* [Data entries]
######

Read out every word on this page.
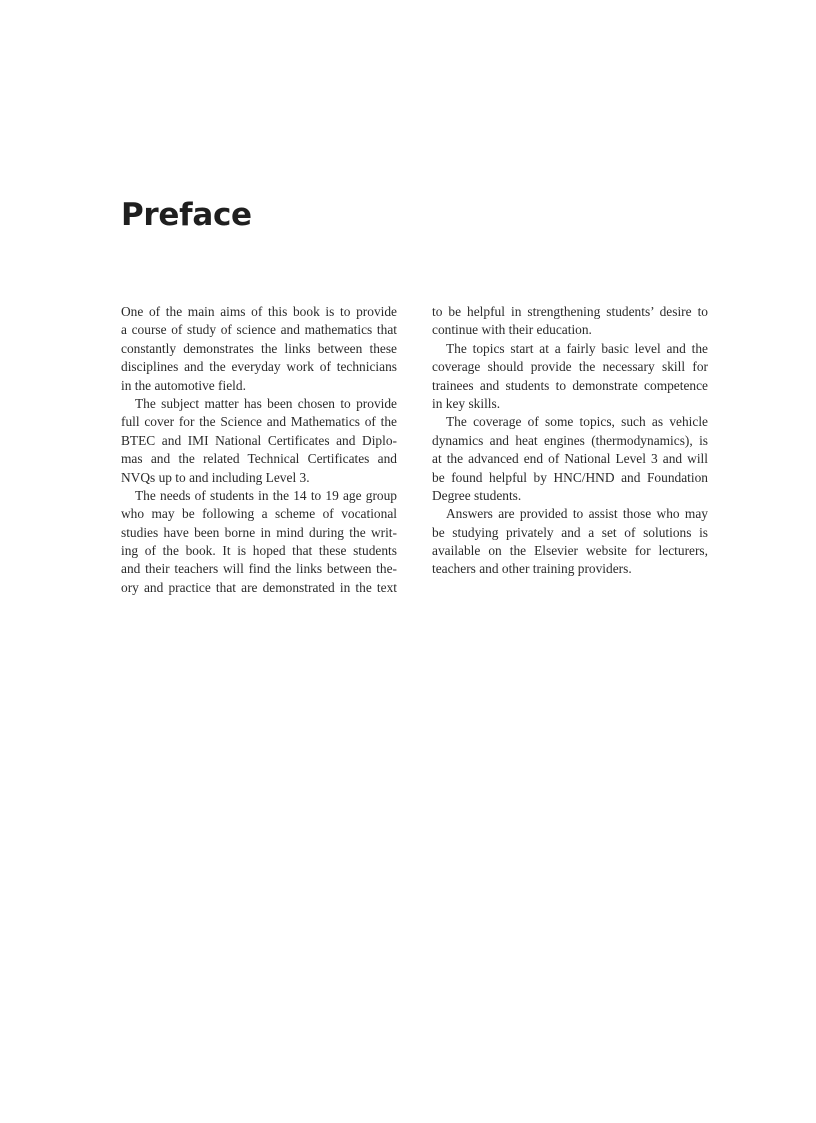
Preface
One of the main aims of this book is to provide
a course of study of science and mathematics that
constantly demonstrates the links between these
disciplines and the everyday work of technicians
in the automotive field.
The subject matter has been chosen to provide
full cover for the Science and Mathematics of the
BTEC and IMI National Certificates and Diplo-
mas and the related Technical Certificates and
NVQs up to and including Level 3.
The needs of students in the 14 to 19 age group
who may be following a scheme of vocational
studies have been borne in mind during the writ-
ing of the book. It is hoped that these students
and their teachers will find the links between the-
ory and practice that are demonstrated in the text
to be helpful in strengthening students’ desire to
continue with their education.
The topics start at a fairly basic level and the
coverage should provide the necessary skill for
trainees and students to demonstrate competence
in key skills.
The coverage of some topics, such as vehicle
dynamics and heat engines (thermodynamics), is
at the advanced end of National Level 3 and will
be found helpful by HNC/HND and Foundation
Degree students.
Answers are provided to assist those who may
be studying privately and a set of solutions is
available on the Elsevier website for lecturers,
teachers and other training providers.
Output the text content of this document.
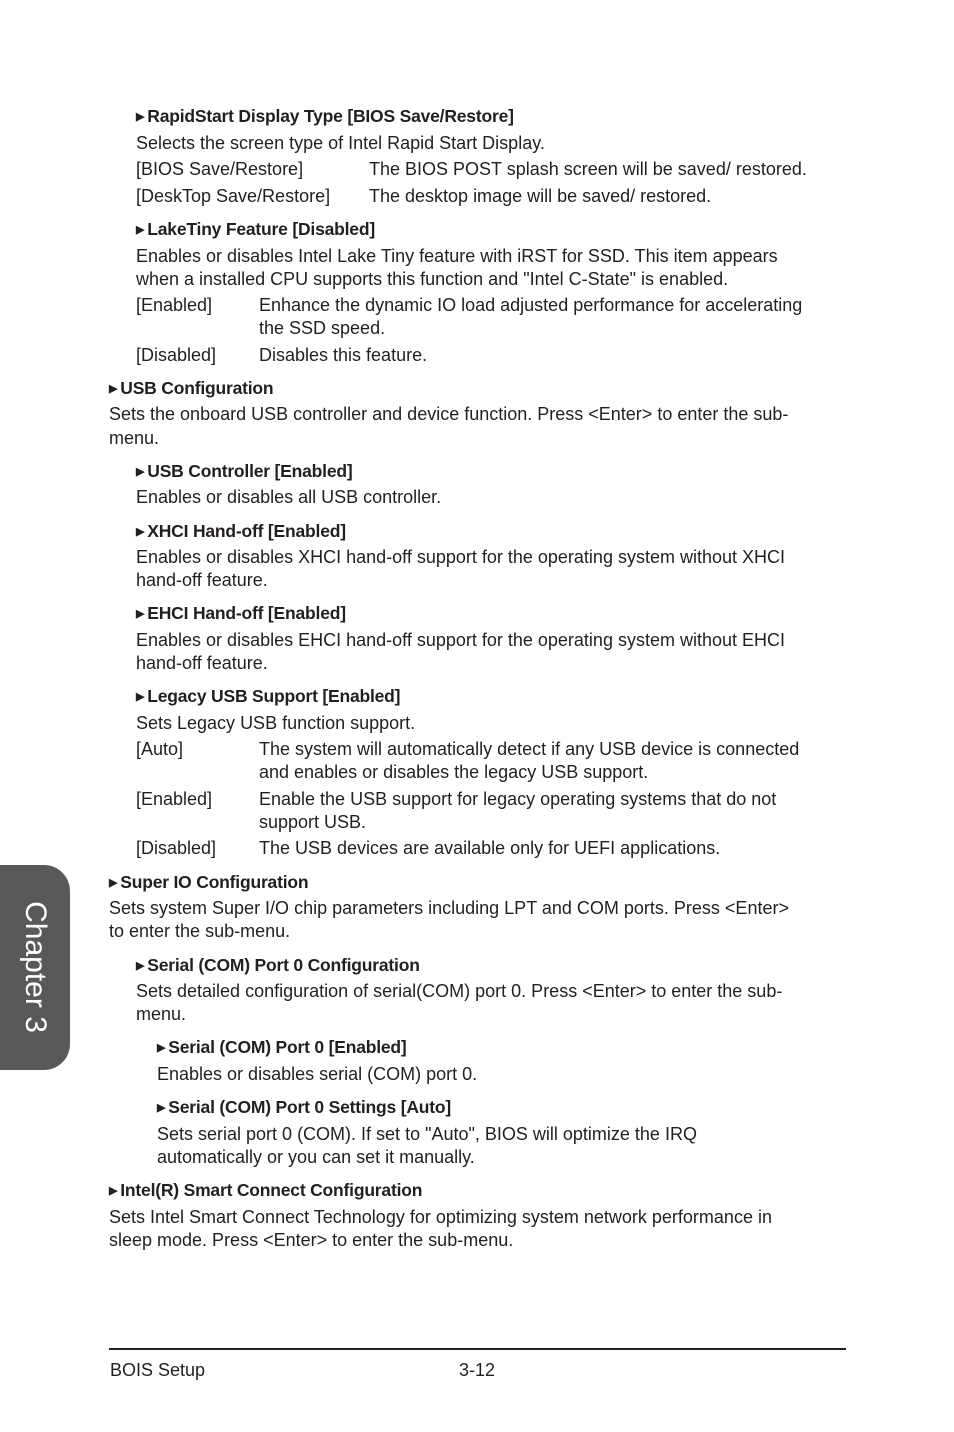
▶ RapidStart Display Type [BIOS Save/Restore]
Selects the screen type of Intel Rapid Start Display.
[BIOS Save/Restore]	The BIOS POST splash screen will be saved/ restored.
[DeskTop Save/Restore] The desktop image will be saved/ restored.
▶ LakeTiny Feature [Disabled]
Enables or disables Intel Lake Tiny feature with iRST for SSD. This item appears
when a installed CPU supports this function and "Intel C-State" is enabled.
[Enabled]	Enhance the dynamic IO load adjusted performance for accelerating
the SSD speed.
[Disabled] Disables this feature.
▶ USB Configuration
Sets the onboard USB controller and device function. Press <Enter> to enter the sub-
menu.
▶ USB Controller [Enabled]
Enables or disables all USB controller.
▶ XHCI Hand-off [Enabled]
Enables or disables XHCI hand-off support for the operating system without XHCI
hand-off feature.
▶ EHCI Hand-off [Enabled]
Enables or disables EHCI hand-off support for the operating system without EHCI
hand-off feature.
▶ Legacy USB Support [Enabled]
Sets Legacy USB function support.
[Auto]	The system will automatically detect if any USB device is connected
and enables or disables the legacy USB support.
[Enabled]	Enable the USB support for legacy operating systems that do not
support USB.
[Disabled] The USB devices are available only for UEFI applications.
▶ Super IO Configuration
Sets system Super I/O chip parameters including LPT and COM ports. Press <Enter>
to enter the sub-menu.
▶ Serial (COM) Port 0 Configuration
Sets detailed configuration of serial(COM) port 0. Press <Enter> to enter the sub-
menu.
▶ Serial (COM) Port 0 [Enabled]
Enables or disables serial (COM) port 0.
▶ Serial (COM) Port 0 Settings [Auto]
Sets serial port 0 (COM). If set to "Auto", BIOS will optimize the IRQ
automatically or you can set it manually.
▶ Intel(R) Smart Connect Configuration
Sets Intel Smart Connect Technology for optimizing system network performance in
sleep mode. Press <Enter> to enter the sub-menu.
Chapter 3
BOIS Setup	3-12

######

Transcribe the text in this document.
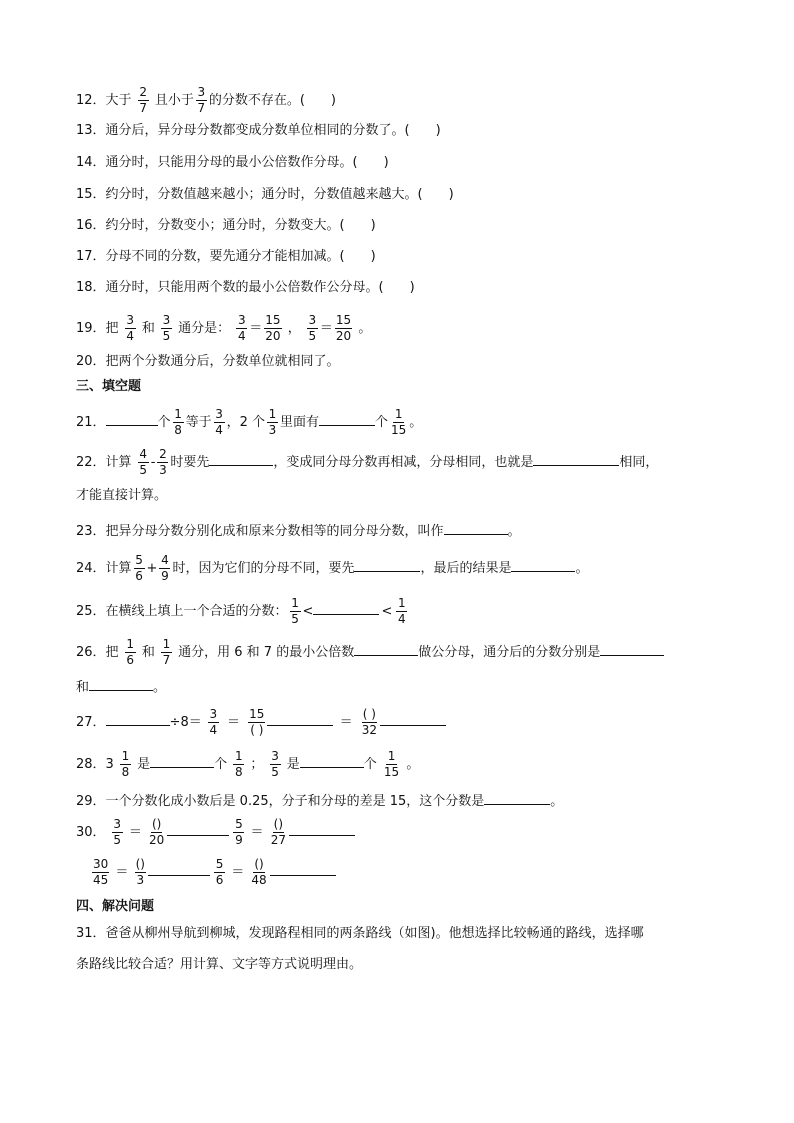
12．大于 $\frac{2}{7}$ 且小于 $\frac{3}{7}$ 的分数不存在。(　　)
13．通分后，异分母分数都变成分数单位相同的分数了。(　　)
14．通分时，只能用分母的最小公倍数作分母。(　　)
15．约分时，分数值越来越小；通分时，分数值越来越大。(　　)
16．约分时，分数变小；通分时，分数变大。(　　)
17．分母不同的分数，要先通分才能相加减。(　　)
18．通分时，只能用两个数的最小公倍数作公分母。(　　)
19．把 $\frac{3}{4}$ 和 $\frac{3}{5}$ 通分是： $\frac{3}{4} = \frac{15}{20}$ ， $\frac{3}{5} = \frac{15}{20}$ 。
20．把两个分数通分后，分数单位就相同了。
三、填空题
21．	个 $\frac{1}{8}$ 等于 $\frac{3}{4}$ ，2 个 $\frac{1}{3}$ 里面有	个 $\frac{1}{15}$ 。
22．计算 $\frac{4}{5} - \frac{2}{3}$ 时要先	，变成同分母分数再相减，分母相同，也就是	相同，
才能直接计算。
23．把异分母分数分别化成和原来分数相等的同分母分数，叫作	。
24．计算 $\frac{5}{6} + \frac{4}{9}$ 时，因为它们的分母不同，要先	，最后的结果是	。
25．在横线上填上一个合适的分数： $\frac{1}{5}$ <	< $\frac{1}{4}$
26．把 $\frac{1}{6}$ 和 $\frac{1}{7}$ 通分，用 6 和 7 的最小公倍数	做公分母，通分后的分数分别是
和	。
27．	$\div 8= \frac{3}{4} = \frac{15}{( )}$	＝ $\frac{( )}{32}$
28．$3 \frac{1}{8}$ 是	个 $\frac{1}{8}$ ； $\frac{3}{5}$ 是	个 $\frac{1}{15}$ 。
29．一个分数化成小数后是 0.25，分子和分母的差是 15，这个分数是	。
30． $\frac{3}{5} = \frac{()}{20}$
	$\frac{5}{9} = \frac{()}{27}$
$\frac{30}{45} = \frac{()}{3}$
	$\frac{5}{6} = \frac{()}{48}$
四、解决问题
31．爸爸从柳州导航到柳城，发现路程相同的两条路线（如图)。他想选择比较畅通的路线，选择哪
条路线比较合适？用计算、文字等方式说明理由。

######

* [Problem to solve] Identify the lines above with the word "BIOS". Copy them.

* [The response]
▶ RapidStart Display Type [BIOS Save/Restore]
[BIOS Save/Restore]	The BIOS POST splash screen will be saved/ restored.
Sets serial port 0 (COM). If set to "Auto", BIOS will optimize the IRQ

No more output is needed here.